TASK BRIEF »
Output each entry verbatim and exclude every picture from it.

THE DATA »
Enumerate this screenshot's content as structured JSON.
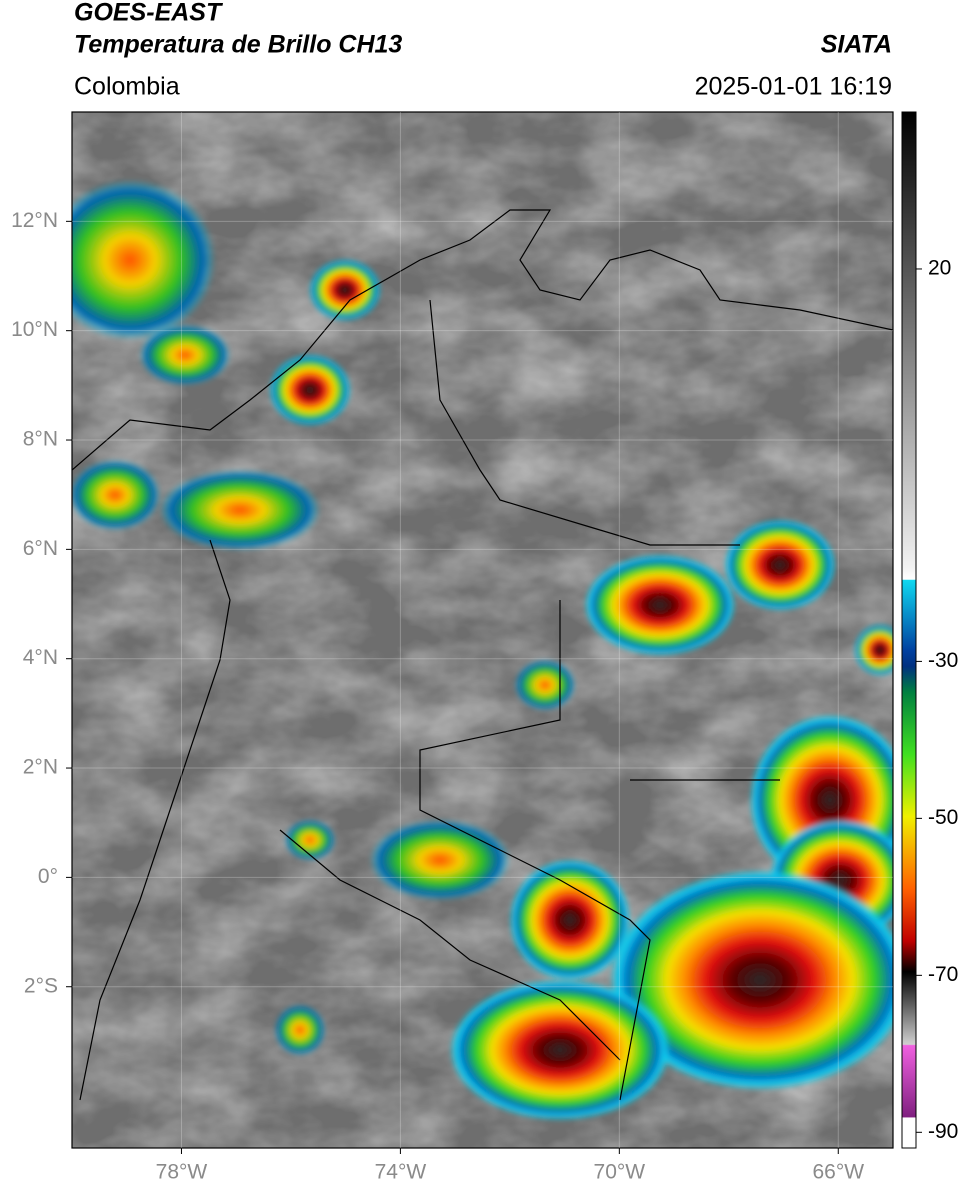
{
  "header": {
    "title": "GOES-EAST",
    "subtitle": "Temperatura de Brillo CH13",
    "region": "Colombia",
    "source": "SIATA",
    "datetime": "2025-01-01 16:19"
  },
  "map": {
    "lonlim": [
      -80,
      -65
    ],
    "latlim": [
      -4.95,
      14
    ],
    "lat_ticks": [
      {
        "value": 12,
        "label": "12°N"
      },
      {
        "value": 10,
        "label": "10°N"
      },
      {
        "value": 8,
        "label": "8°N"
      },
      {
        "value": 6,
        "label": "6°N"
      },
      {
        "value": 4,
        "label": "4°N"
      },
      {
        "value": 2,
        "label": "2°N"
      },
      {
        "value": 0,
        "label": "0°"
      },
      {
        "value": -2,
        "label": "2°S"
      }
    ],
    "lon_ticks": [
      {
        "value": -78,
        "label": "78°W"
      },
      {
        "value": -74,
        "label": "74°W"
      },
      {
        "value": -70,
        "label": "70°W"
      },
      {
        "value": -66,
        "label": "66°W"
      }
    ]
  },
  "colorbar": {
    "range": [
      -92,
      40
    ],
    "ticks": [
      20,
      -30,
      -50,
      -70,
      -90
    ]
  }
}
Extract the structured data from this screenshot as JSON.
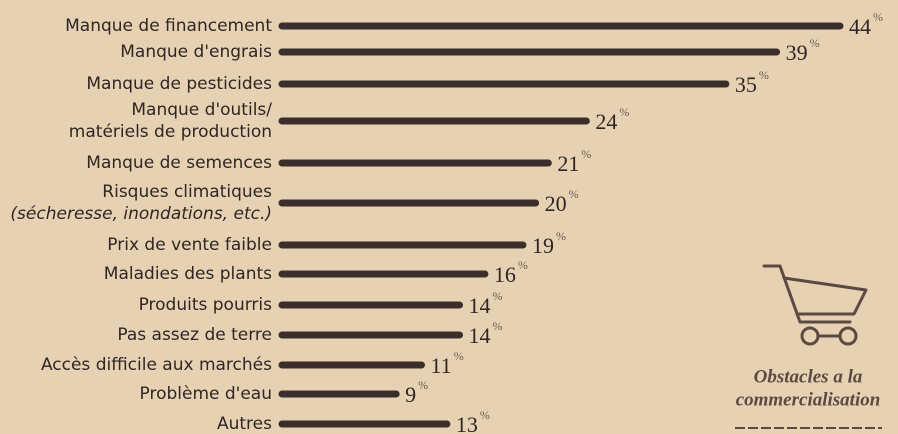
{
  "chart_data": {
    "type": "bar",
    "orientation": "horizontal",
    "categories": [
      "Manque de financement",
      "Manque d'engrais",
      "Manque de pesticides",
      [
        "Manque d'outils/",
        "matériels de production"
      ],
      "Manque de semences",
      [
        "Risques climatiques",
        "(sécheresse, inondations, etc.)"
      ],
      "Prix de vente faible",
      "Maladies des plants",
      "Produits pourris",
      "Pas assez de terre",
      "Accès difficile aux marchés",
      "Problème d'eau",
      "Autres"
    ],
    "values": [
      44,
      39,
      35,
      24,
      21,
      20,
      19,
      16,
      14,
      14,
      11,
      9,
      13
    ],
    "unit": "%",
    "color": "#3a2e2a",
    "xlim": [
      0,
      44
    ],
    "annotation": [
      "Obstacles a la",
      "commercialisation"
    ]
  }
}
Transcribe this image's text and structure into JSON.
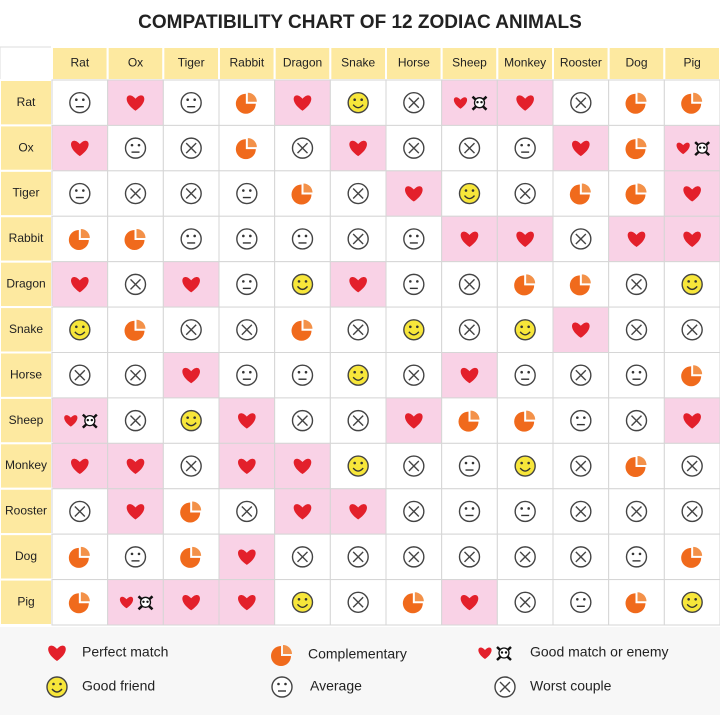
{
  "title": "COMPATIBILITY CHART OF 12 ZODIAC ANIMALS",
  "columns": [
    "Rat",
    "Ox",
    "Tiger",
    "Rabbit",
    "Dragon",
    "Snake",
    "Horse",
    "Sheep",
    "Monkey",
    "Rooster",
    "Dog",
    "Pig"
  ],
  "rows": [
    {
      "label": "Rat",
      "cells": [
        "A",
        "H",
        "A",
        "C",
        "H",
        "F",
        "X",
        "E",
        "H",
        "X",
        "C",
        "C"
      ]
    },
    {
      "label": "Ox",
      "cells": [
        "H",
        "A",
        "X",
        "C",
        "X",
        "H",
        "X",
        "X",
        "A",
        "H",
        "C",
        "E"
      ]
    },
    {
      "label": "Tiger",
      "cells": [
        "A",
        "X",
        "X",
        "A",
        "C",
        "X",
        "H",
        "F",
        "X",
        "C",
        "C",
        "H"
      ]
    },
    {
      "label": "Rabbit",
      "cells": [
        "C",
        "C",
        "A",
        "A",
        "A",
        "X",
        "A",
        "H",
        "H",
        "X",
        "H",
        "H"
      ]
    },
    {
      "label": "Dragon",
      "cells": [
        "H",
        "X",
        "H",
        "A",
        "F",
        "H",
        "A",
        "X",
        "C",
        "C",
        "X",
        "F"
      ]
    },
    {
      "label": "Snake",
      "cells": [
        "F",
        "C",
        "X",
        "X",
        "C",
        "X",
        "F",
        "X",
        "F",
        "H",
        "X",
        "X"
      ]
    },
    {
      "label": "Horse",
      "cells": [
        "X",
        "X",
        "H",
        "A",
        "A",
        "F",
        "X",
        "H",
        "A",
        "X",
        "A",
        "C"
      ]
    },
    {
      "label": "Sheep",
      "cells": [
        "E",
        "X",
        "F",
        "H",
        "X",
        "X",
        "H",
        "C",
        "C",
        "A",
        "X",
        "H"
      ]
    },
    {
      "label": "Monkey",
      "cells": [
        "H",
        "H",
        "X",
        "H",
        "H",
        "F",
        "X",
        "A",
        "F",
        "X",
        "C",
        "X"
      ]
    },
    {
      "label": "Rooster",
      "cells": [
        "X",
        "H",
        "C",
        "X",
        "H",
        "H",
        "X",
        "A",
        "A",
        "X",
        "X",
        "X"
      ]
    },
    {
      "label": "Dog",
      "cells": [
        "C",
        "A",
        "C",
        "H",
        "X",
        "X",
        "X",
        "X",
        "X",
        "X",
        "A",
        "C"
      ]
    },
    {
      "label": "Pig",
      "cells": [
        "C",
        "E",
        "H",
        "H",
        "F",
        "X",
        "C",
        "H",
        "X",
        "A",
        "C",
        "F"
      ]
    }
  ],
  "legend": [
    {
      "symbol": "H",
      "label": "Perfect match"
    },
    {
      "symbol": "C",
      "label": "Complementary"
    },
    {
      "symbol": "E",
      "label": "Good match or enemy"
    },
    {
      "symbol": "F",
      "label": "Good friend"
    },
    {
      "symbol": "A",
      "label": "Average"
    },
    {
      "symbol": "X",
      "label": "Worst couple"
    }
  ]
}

RESPONSE »
Enumerate this screenshot's content as structured JSON.
{
  "header": {
    "title": "GOES-EAST",
    "subtitle": "Temperatura de Brillo CH13",
    "region": "Colombia",
    "source": "SIATA",
    "datetime": "2025-01-01 16:19"
  },
  "map": {
    "lonlim": [
      -80,
      -65
    ],
    "latlim": [
      -4.95,
      14
    ],
    "lat_ticks": [
      {
        "value": 12,
        "label": "12°N"
      },
      {
        "value": 10,
        "label": "10°N"
      },
      {
        "value": 8,
        "label": "8°N"
      },
      {
        "value": 6,
        "label": "6°N"
      },
      {
        "value": 4,
        "label": "4°N"
      },
      {
        "value": 2,
        "label": "2°N"
      },
      {
        "value": 0,
        "label": "0°"
      },
      {
        "value": -2,
        "label": "2°S"
      }
    ],
    "lon_ticks": [
      {
        "value": -78,
        "label": "78°W"
      },
      {
        "value": -74,
        "label": "74°W"
      },
      {
        "value": -70,
        "label": "70°W"
      },
      {
        "value": -66,
        "label": "66°W"
      }
    ]
  },
  "colorbar": {
    "range": [
      -92,
      40
    ],
    "ticks": [
      20,
      -30,
      -50,
      -70,
      -90
    ]
  }
}
Extract the structured data from this screenshot as JSON.
{
  "chart_data": {
    "type": "bar",
    "orientation": "horizontal",
    "categories": [
      "Manque de financement",
      "Manque d'engrais",
      "Manque de pesticides",
      [
        "Manque d'outils/",
        "matériels de production"
      ],
      "Manque de semences",
      [
        "Risques climatiques",
        "(sécheresse, inondations, etc.)"
      ],
      "Prix de vente faible",
      "Maladies des plants",
      "Produits pourris",
      "Pas assez de terre",
      "Accès difficile aux marchés",
      "Problème d'eau",
      "Autres"
    ],
    "values": [
      44,
      39,
      35,
      24,
      21,
      20,
      19,
      16,
      14,
      14,
      11,
      9,
      13
    ],
    "unit": "%",
    "color": "#3a2e2a",
    "xlim": [
      0,
      44
    ],
    "annotation": [
      "Obstacles a la",
      "commercialisation"
    ]
  }
}
Transcribe this image's text and structure into JSON.
{
  "title": "COMPATIBILITY CHART OF 12 ZODIAC ANIMALS",
  "columns": [
    "Rat",
    "Ox",
    "Tiger",
    "Rabbit",
    "Dragon",
    "Snake",
    "Horse",
    "Sheep",
    "Monkey",
    "Rooster",
    "Dog",
    "Pig"
  ],
  "rows": [
    {
      "label": "Rat",
      "cells": [
        "A",
        "H",
        "A",
        "C",
        "H",
        "F",
        "X",
        "E",
        "H",
        "X",
        "C",
        "C"
      ]
    },
    {
      "label": "Ox",
      "cells": [
        "H",
        "A",
        "X",
        "C",
        "X",
        "H",
        "X",
        "X",
        "A",
        "H",
        "C",
        "E"
      ]
    },
    {
      "label": "Tiger",
      "cells": [
        "A",
        "X",
        "X",
        "A",
        "C",
        "X",
        "H",
        "F",
        "X",
        "C",
        "C",
        "H"
      ]
    },
    {
      "label": "Rabbit",
      "cells": [
        "C",
        "C",
        "A",
        "A",
        "A",
        "X",
        "A",
        "H",
        "H",
        "X",
        "H",
        "H"
      ]
    },
    {
      "label": "Dragon",
      "cells": [
        "H",
        "X",
        "H",
        "A",
        "F",
        "H",
        "A",
        "X",
        "C",
        "C",
        "X",
        "F"
      ]
    },
    {
      "label": "Snake",
      "cells": [
        "F",
        "C",
        "X",
        "X",
        "C",
        "X",
        "F",
        "X",
        "F",
        "H",
        "X",
        "X"
      ]
    },
    {
      "label": "Horse",
      "cells": [
        "X",
        "X",
        "H",
        "A",
        "A",
        "F",
        "X",
        "H",
        "A",
        "X",
        "A",
        "C"
      ]
    },
    {
      "label": "Sheep",
      "cells": [
        "E",
        "X",
        "F",
        "H",
        "X",
        "X",
        "H",
        "C",
        "C",
        "A",
        "X",
        "H"
      ]
    },
    {
      "label": "Monkey",
      "cells": [
        "H",
        "H",
        "X",
        "H",
        "H",
        "F",
        "X",
        "A",
        "F",
        "X",
        "C",
        "X"
      ]
    },
    {
      "label": "Rooster",
      "cells": [
        "X",
        "H",
        "C",
        "X",
        "H",
        "H",
        "X",
        "A",
        "A",
        "X",
        "X",
        "X"
      ]
    },
    {
      "label": "Dog",
      "cells": [
        "C",
        "A",
        "C",
        "H",
        "X",
        "X",
        "X",
        "X",
        "X",
        "X",
        "A",
        "C"
      ]
    },
    {
      "label": "Pig",
      "cells": [
        "C",
        "E",
        "H",
        "H",
        "F",
        "X",
        "C",
        "H",
        "X",
        "A",
        "C",
        "F"
      ]
    }
  ],
  "legend": [
    {
      "symbol": "H",
      "label": "Perfect match"
    },
    {
      "symbol": "C",
      "label": "Complementary"
    },
    {
      "symbol": "E",
      "label": "Good match or enemy"
    },
    {
      "symbol": "F",
      "label": "Good friend"
    },
    {
      "symbol": "A",
      "label": "Average"
    },
    {
      "symbol": "X",
      "label": "Worst couple"
    }
  ]
}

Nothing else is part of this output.